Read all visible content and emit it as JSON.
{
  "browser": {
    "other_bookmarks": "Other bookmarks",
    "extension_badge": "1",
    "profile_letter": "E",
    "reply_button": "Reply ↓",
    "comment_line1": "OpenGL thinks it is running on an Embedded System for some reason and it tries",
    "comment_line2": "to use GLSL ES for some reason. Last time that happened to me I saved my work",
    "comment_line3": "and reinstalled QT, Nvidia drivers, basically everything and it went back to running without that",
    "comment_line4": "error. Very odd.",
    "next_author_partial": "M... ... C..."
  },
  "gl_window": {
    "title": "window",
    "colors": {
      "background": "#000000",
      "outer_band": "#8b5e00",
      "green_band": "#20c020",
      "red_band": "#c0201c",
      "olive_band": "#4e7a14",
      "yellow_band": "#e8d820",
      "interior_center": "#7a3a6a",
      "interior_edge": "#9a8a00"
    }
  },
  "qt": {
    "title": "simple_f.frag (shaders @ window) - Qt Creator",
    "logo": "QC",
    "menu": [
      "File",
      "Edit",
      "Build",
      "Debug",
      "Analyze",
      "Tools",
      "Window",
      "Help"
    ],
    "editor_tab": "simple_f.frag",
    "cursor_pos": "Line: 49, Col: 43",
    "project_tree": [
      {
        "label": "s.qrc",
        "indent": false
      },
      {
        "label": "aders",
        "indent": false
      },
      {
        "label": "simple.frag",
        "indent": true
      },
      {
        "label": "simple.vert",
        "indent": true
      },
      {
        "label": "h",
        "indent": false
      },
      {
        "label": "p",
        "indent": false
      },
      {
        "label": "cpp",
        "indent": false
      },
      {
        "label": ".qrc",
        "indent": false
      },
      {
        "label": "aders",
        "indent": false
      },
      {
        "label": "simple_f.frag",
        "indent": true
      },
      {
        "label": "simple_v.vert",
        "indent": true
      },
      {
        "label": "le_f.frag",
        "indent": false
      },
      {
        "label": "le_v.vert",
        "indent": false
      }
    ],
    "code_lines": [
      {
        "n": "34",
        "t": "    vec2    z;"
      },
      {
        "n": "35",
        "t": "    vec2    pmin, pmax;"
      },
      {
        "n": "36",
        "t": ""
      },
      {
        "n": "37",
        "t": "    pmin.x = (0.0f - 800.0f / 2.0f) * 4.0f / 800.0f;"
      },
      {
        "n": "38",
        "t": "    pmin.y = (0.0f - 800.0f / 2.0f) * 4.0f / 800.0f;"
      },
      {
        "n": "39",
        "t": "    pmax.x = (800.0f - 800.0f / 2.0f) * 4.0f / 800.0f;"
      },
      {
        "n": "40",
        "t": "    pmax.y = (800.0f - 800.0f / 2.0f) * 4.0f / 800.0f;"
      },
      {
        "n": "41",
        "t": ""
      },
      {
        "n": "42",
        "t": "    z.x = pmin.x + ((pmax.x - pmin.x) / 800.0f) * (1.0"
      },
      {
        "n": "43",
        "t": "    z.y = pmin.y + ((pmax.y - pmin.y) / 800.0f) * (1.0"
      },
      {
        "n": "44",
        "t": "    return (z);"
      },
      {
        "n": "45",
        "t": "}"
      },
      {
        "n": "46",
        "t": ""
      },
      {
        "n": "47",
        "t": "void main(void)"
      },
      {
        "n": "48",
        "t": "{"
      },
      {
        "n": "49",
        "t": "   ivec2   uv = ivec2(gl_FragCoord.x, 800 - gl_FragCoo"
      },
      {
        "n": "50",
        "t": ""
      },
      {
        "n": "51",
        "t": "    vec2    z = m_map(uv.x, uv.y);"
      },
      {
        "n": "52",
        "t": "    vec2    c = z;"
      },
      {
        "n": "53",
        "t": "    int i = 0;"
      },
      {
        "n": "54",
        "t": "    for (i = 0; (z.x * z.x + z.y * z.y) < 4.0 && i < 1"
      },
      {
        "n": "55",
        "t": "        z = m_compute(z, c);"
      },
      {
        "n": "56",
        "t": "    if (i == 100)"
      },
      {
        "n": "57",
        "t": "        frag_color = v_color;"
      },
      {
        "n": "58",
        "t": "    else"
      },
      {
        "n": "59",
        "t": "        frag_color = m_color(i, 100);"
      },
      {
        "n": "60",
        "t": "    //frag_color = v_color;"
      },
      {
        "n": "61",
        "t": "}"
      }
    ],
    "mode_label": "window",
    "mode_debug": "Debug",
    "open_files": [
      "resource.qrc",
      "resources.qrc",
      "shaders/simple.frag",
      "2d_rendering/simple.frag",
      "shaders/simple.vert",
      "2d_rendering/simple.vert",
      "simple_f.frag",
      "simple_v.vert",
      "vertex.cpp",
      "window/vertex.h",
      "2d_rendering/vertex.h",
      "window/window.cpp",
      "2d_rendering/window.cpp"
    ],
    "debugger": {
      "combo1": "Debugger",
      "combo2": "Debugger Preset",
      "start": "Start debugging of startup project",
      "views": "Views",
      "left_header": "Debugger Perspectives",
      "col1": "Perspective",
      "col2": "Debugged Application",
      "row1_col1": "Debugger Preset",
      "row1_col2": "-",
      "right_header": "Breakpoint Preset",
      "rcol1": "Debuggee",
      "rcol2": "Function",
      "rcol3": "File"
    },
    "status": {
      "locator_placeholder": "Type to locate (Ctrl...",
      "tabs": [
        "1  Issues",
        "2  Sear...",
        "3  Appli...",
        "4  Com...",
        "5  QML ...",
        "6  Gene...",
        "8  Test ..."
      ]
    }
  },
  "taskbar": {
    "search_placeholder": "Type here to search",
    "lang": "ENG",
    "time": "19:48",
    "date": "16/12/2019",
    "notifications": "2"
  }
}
—————
**TASK GOAL**
Each line in the material above must be retyped without alteration.

**RESPONSE BELOW**
Read all visible content and emit it as JSON.
{
  "browser": {
    "other_bookmarks": "Other bookmarks",
    "extension_badge": "1",
    "profile_letter": "E",
    "reply_button": "Reply ↓",
    "comment_line1": "OpenGL thinks it is running on an Embedded System for some reason and it tries",
    "comment_line2": "to use GLSL ES for some reason. Last time that happened to me I saved my work",
    "comment_line3": "and reinstalled QT, Nvidia drivers, basically everything and it went back to running without that",
    "comment_line4": "error. Very odd.",
    "next_author_partial": "M... ... C..."
  },
  "gl_window": {
    "title": "window",
    "colors": {
      "background": "#000000",
      "outer_band": "#8b5e00",
      "green_band": "#20c020",
      "red_band": "#c0201c",
      "olive_band": "#4e7a14",
      "yellow_band": "#e8d820",
      "interior_center": "#7a3a6a",
      "interior_edge": "#9a8a00"
    }
  },
  "qt": {
    "title": "simple_f.frag (shaders @ window) - Qt Creator",
    "logo": "QC",
    "menu": [
      "File",
      "Edit",
      "Build",
      "Debug",
      "Analyze",
      "Tools",
      "Window",
      "Help"
    ],
    "editor_tab": "simple_f.frag",
    "cursor_pos": "Line: 49, Col: 43",
    "project_tree": [
      {
        "label": "s.qrc",
        "indent": false
      },
      {
        "label": "aders",
        "indent": false
      },
      {
        "label": "simple.frag",
        "indent": true
      },
      {
        "label": "simple.vert",
        "indent": true
      },
      {
        "label": "h",
        "indent": false
      },
      {
        "label": "p",
        "indent": false
      },
      {
        "label": "cpp",
        "indent": false
      },
      {
        "label": ".qrc",
        "indent": false
      },
      {
        "label": "aders",
        "indent": false
      },
      {
        "label": "simple_f.frag",
        "indent": true
      },
      {
        "label": "simple_v.vert",
        "indent": true
      },
      {
        "label": "le_f.frag",
        "indent": false
      },
      {
        "label": "le_v.vert",
        "indent": false
      }
    ],
    "code_lines": [
      {
        "n": "34",
        "t": "    vec2    z;"
      },
      {
        "n": "35",
        "t": "    vec2    pmin, pmax;"
      },
      {
        "n": "36",
        "t": ""
      },
      {
        "n": "37",
        "t": "    pmin.x = (0.0f - 800.0f / 2.0f) * 4.0f / 800.0f;"
      },
      {
        "n": "38",
        "t": "    pmin.y = (0.0f - 800.0f / 2.0f) * 4.0f / 800.0f;"
      },
      {
        "n": "39",
        "t": "    pmax.x = (800.0f - 800.0f / 2.0f) * 4.0f / 800.0f;"
      },
      {
        "n": "40",
        "t": "    pmax.y = (800.0f - 800.0f / 2.0f) * 4.0f / 800.0f;"
      },
      {
        "n": "41",
        "t": ""
      },
      {
        "n": "42",
        "t": "    z.x = pmin.x + ((pmax.x - pmin.x) / 800.0f) * (1.0"
      },
      {
        "n": "43",
        "t": "    z.y = pmin.y + ((pmax.y - pmin.y) / 800.0f) * (1.0"
      },
      {
        "n": "44",
        "t": "    return (z);"
      },
      {
        "n": "45",
        "t": "}"
      },
      {
        "n": "46",
        "t": ""
      },
      {
        "n": "47",
        "t": "void main(void)"
      },
      {
        "n": "48",
        "t": "{"
      },
      {
        "n": "49",
        "t": "   ivec2   uv = ivec2(gl_FragCoord.x, 800 - gl_FragCoo"
      },
      {
        "n": "50",
        "t": ""
      },
      {
        "n": "51",
        "t": "    vec2    z = m_map(uv.x, uv.y);"
      },
      {
        "n": "52",
        "t": "    vec2    c = z;"
      },
      {
        "n": "53",
        "t": "    int i = 0;"
      },
      {
        "n": "54",
        "t": "    for (i = 0; (z.x * z.x + z.y * z.y) < 4.0 && i < 1"
      },
      {
        "n": "55",
        "t": "        z = m_compute(z, c);"
      },
      {
        "n": "56",
        "t": "    if (i == 100)"
      },
      {
        "n": "57",
        "t": "        frag_color = v_color;"
      },
      {
        "n": "58",
        "t": "    else"
      },
      {
        "n": "59",
        "t": "        frag_color = m_color(i, 100);"
      },
      {
        "n": "60",
        "t": "    //frag_color = v_color;"
      },
      {
        "n": "61",
        "t": "}"
      }
    ],
    "mode_label": "window",
    "mode_debug": "Debug",
    "open_files": [
      "resource.qrc",
      "resources.qrc",
      "shaders/simple.frag",
      "2d_rendering/simple.frag",
      "shaders/simple.vert",
      "2d_rendering/simple.vert",
      "simple_f.frag",
      "simple_v.vert",
      "vertex.cpp",
      "window/vertex.h",
      "2d_rendering/vertex.h",
      "window/window.cpp",
      "2d_rendering/window.cpp"
    ],
    "debugger": {
      "combo1": "Debugger",
      "combo2": "Debugger Preset",
      "start": "Start debugging of startup project",
      "views": "Views",
      "left_header": "Debugger Perspectives",
      "col1": "Perspective",
      "col2": "Debugged Application",
      "row1_col1": "Debugger Preset",
      "row1_col2": "-",
      "right_header": "Breakpoint Preset",
      "rcol1": "Debuggee",
      "rcol2": "Function",
      "rcol3": "File"
    },
    "status": {
      "locator_placeholder": "Type to locate (Ctrl...",
      "tabs": [
        "1  Issues",
        "2  Sear...",
        "3  Appli...",
        "4  Com...",
        "5  QML ...",
        "6  Gene...",
        "8  Test ..."
      ]
    }
  },
  "taskbar": {
    "search_placeholder": "Type here to search",
    "lang": "ENG",
    "time": "19:48",
    "date": "16/12/2019",
    "notifications": "2"
  }
}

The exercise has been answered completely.